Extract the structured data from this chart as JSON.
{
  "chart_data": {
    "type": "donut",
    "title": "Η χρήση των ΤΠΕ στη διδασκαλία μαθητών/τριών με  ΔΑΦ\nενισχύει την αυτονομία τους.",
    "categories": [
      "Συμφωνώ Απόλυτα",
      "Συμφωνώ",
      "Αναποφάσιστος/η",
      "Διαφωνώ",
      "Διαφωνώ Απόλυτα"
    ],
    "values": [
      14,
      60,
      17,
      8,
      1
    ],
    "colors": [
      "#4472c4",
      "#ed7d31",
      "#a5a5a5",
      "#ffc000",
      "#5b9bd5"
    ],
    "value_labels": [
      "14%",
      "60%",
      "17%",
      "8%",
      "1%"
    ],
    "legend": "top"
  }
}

═══

Short exercise -> Repeat every record, keeping each word and mark exactly as it is.

Exercise output ->
Extract the structured data from this chart as JSON.
{
  "chart_data": {
    "type": "donut",
    "title": "Η χρήση των ΤΠΕ στη διδασκαλία μαθητών/τριών με  ΔΑΦ\nενισχύει την αυτονομία τους.",
    "categories": [
      "Συμφωνώ Απόλυτα",
      "Συμφωνώ",
      "Αναποφάσιστος/η",
      "Διαφωνώ",
      "Διαφωνώ Απόλυτα"
    ],
    "values": [
      14,
      60,
      17,
      8,
      1
    ],
    "colors": [
      "#4472c4",
      "#ed7d31",
      "#a5a5a5",
      "#ffc000",
      "#5b9bd5"
    ],
    "value_labels": [
      "14%",
      "60%",
      "17%",
      "8%",
      "1%"
    ],
    "legend": "top"
  }
}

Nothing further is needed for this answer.